#### Request
Write every entry out again exactly, please, and skip the pictures.

(Saved entries)
┌────────

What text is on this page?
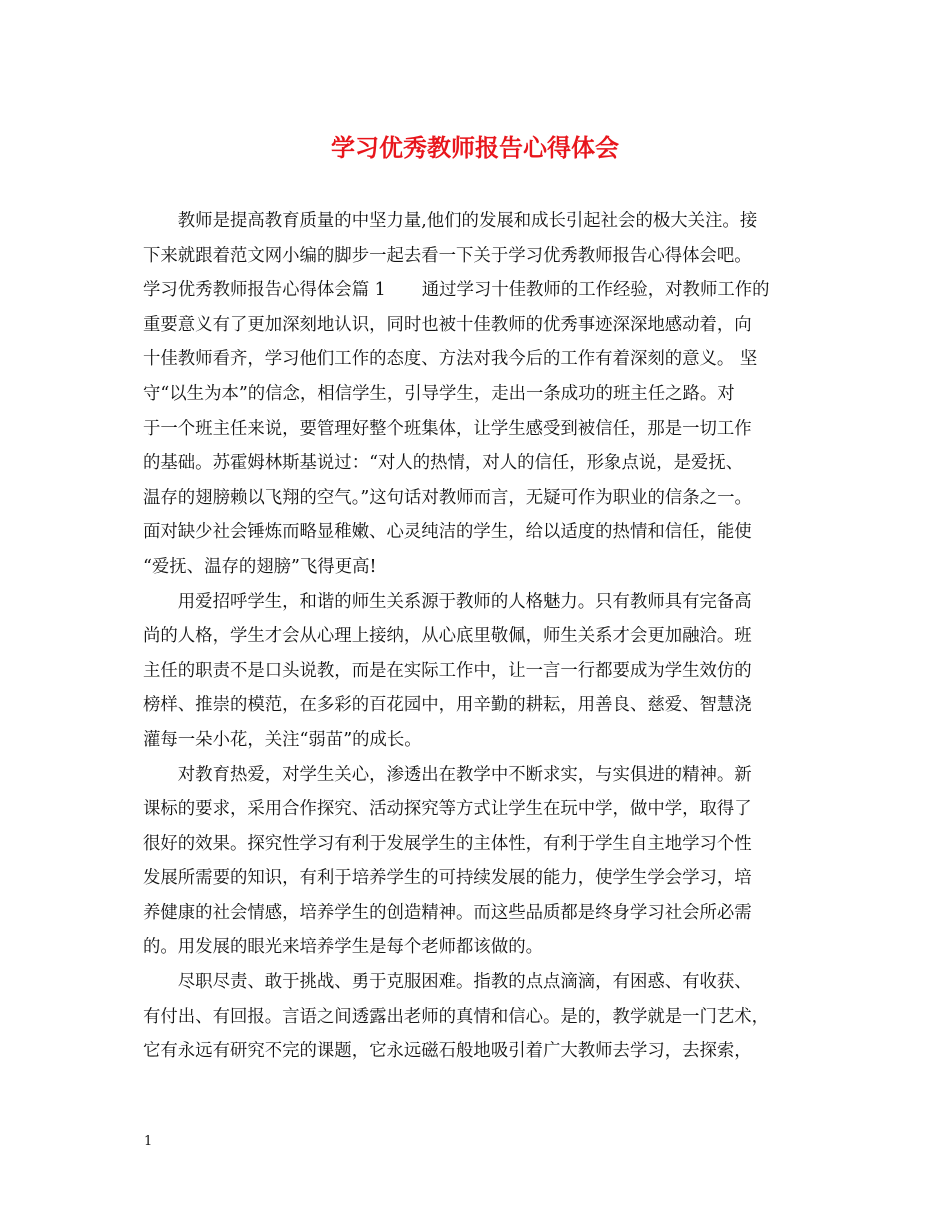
学习优秀教师报告心得体会
　　教师是提高教育质量的中坚力量,他们的发展和成长引起社会的极大关注。接
下来就跟着范文网小编的脚步一起去看一下关于学习优秀教师报告心得体会吧。
学习优秀教师报告心得体会篇 1 通过学习十佳教师的工作经验，对教师工作的
重要意义有了更加深刻地认识，同时也被十佳教师的优秀事迹深深地感动着，向
十佳教师看齐，学习他们工作的态度、方法对我今后的工作有着深刻的意义。 坚
守“以生为本”的信念，相信学生，引导学生，走出一条成功的班主任之路。对
于一个班主任来说，要管理好整个班集体，让学生感受到被信任，那是一切工作
的基础。苏霍姆林斯基说过：“对人的热情，对人的信任，形象点说，是爱抚、
温存的翅膀赖以飞翔的空气。”这句话对教师而言，无疑可作为职业的信条之一。
面对缺少社会锤炼而略显稚嫩、心灵纯洁的学生，给以适度的热情和信任，能使
“爱抚、温存的翅膀”飞得更高!
　　用爱招呼学生，和谐的师生关系源于教师的人格魅力。只有教师具有完备高
尚的人格，学生才会从心理上接纳，从心底里敬佩，师生关系才会更加融洽。班
主任的职责不是口头说教，而是在实际工作中，让一言一行都要成为学生效仿的
榜样、推崇的模范，在多彩的百花园中，用辛勤的耕耘，用善良、慈爱、智慧浇
灌每一朵小花，关注“弱苗”的成长。
　　对教育热爱，对学生关心，渗透出在教学中不断求实，与实俱进的精神。新
课标的要求，采用合作探究、活动探究等方式让学生在玩中学，做中学，取得了
很好的效果。探究性学习有利于发展学生的主体性，有利于学生自主地学习个性
发展所需要的知识，有利于培养学生的可持续发展的能力，使学生学会学习，培
养健康的社会情感，培养学生的创造精神。而这些品质都是终身学习社会所必需
的。用发展的眼光来培养学生是每个老师都该做的。
　　尽职尽责、敢于挑战、勇于克服困难。指教的点点滴滴，有困惑、有收获、
有付出、有回报。言语之间透露出老师的真情和信心。是的，教学就是一门艺术，
它有永远有研究不完的课题，它永远磁石般地吸引着广大教师去学习，去探索，
1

└────────

#### Output of the task
What text is on this page?
学习优秀教师报告心得体会
　　教师是提高教育质量的中坚力量,他们的发展和成长引起社会的极大关注。接
下来就跟着范文网小编的脚步一起去看一下关于学习优秀教师报告心得体会吧。
学习优秀教师报告心得体会篇 1 通过学习十佳教师的工作经验，对教师工作的
重要意义有了更加深刻地认识，同时也被十佳教师的优秀事迹深深地感动着，向
十佳教师看齐，学习他们工作的态度、方法对我今后的工作有着深刻的意义。 坚
守“以生为本”的信念，相信学生，引导学生，走出一条成功的班主任之路。对
于一个班主任来说，要管理好整个班集体，让学生感受到被信任，那是一切工作
的基础。苏霍姆林斯基说过：“对人的热情，对人的信任，形象点说，是爱抚、
温存的翅膀赖以飞翔的空气。”这句话对教师而言，无疑可作为职业的信条之一。
面对缺少社会锤炼而略显稚嫩、心灵纯洁的学生，给以适度的热情和信任，能使
“爱抚、温存的翅膀”飞得更高!
　　用爱招呼学生，和谐的师生关系源于教师的人格魅力。只有教师具有完备高
尚的人格，学生才会从心理上接纳，从心底里敬佩，师生关系才会更加融洽。班
主任的职责不是口头说教，而是在实际工作中，让一言一行都要成为学生效仿的
榜样、推崇的模范，在多彩的百花园中，用辛勤的耕耘，用善良、慈爱、智慧浇
灌每一朵小花，关注“弱苗”的成长。
　　对教育热爱，对学生关心，渗透出在教学中不断求实，与实俱进的精神。新
课标的要求，采用合作探究、活动探究等方式让学生在玩中学，做中学，取得了
很好的效果。探究性学习有利于发展学生的主体性，有利于学生自主地学习个性
发展所需要的知识，有利于培养学生的可持续发展的能力，使学生学会学习，培
养健康的社会情感，培养学生的创造精神。而这些品质都是终身学习社会所必需
的。用发展的眼光来培养学生是每个老师都该做的。
　　尽职尽责、敢于挑战、勇于克服困难。指教的点点滴滴，有困惑、有收获、
有付出、有回报。言语之间透露出老师的真情和信心。是的，教学就是一门艺术，
它有永远有研究不完的课题，它永远磁石般地吸引着广大教师去学习，去探索，
1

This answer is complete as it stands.